• [Objective]
Copy out the lines that include the word "heart".

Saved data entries
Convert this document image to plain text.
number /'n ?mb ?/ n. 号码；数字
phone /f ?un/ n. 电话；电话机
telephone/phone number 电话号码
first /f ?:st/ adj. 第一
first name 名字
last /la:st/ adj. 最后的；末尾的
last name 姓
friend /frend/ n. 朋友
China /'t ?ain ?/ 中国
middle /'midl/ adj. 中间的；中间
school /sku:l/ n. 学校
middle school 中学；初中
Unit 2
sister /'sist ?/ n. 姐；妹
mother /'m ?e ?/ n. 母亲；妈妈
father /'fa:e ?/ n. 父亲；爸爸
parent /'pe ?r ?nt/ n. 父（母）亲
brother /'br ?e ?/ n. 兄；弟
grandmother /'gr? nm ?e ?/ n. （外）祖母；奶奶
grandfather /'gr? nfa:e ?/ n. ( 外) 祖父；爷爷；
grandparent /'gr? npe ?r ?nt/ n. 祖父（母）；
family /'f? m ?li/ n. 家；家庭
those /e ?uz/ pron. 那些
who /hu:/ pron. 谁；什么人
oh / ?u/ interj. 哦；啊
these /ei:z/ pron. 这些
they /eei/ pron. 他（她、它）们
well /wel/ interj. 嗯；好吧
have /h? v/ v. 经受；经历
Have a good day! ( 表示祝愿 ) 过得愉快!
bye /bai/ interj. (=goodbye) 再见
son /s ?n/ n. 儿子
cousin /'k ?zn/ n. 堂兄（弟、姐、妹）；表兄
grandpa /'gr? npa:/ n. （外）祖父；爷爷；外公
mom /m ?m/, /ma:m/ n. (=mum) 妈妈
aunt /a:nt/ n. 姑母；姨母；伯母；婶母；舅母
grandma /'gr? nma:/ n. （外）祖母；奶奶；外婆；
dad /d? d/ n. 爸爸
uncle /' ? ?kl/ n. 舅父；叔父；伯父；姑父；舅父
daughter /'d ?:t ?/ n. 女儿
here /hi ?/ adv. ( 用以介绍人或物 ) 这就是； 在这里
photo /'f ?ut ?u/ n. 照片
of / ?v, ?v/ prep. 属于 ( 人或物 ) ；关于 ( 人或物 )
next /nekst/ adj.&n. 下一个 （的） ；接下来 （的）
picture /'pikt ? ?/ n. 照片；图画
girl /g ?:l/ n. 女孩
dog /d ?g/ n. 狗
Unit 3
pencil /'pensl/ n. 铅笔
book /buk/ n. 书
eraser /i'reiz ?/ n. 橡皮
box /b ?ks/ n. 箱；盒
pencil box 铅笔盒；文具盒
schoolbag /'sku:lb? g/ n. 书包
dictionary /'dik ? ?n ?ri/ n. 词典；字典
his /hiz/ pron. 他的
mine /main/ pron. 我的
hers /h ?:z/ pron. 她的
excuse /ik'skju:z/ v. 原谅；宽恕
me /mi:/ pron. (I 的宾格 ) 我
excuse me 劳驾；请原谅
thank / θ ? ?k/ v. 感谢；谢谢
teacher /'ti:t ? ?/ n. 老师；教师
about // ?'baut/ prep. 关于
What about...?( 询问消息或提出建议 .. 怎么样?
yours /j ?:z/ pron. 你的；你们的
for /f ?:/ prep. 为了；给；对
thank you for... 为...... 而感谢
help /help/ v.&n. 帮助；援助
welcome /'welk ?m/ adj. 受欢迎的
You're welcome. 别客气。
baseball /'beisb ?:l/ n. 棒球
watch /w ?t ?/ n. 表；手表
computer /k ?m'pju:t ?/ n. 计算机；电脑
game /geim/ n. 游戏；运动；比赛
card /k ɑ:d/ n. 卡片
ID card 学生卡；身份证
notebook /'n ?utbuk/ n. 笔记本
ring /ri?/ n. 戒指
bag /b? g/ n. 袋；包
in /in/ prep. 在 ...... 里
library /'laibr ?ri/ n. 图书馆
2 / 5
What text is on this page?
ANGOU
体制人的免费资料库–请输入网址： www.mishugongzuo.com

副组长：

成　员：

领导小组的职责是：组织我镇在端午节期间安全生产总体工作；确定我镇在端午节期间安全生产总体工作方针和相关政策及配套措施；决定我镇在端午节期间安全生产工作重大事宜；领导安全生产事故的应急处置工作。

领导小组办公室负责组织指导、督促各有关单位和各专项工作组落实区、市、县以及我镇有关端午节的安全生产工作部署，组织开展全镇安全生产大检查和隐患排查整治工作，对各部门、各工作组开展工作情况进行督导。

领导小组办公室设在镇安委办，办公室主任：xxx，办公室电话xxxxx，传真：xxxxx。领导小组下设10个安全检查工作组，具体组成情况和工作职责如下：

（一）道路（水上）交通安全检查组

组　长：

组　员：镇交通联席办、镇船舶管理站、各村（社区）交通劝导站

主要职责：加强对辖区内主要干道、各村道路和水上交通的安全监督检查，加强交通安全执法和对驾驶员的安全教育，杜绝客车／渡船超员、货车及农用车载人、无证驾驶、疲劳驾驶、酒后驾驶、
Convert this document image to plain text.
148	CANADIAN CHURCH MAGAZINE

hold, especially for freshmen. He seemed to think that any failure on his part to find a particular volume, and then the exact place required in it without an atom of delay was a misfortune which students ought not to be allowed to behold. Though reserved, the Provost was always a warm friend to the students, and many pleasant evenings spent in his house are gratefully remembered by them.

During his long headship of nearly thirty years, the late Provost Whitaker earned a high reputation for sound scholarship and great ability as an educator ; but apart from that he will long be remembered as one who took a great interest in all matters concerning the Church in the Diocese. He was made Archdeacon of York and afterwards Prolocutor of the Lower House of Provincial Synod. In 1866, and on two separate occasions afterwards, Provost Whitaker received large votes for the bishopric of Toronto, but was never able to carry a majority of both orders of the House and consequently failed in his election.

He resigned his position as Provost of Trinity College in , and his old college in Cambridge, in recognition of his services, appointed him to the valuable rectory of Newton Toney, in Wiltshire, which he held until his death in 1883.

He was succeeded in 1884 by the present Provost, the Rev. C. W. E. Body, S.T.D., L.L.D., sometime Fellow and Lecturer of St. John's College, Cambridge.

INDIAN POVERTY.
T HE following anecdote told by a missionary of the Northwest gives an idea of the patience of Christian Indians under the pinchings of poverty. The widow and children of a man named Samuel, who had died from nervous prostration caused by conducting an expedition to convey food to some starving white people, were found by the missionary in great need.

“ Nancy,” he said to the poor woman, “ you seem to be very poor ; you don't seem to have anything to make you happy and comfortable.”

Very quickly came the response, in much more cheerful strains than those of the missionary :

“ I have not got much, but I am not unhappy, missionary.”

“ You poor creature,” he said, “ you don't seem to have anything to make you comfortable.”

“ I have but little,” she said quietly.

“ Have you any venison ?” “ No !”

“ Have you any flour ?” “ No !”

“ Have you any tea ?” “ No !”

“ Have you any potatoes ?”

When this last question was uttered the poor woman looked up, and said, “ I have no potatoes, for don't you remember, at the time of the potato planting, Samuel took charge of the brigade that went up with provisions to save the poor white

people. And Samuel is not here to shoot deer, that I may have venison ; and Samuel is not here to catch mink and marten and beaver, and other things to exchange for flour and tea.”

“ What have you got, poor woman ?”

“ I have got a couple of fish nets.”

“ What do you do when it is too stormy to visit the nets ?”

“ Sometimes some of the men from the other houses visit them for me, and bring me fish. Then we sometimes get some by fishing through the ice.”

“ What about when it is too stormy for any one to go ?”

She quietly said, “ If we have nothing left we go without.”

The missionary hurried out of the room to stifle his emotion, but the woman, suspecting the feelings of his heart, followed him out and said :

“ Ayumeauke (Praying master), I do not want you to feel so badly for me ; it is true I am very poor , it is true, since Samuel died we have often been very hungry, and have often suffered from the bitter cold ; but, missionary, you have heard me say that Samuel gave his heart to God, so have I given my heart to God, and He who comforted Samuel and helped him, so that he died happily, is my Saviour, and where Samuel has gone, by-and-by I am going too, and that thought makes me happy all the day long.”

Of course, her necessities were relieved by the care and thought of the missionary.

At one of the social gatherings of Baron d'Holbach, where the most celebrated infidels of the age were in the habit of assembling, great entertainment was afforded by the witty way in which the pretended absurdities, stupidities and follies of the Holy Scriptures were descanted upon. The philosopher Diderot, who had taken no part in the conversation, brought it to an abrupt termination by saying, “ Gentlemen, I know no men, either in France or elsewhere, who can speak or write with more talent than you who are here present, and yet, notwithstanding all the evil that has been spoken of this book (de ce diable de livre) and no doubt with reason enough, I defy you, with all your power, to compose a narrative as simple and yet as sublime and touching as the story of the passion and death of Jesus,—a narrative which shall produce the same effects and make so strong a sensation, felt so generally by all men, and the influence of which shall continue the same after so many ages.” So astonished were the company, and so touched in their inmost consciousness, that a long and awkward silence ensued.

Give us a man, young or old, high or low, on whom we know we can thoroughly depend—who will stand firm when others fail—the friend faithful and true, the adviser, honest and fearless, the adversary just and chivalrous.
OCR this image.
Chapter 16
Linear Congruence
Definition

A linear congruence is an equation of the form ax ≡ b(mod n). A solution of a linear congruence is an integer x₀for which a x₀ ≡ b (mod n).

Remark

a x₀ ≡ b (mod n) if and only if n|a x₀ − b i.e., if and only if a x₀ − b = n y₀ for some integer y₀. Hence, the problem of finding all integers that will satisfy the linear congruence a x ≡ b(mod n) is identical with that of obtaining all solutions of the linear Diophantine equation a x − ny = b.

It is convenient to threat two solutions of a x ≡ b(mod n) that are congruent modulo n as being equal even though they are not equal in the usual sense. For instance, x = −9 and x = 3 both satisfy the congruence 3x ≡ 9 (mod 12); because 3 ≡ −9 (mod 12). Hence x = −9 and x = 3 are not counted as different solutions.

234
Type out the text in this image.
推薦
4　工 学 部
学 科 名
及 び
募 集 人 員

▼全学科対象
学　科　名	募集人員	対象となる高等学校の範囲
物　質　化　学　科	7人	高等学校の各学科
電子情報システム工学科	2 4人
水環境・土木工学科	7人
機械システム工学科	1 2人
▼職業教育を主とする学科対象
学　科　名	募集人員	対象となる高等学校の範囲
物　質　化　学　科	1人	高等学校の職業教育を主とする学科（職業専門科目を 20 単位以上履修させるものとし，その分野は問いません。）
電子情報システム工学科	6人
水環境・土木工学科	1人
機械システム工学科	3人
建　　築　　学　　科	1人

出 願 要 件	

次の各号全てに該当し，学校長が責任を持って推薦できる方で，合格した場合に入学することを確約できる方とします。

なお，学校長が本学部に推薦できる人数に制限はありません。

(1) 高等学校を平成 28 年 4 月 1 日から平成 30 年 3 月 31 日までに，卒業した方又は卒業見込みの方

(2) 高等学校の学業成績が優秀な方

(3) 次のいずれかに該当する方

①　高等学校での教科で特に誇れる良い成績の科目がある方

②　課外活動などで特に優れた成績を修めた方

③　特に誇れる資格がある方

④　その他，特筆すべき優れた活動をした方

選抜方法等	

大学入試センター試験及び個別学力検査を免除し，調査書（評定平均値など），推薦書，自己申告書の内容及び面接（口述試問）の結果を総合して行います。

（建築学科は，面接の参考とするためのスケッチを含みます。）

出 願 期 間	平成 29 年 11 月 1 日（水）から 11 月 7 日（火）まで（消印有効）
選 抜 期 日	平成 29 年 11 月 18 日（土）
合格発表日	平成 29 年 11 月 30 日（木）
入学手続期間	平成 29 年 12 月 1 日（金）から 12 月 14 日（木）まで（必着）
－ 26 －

• [Result]
The missionary hurried out of the room to stifle his emotion, but the woman, suspecting the feelings of his heart, followed him out and said :
“ Ayumeauke (Praying master), I do not want you to feel so badly for me ; it is true I am very poor , it is true, since Samuel died we have often been very hungry, and have often suffered from the bitter cold ; but, missionary, you have heard me say that Samuel gave his heart to God, so have I given my heart to God, and He who comforted Samuel and helped him, so that he died happily, is my Saviour, and where Samuel has gone, by-and-by I am going too, and that thought makes me happy all the day long.”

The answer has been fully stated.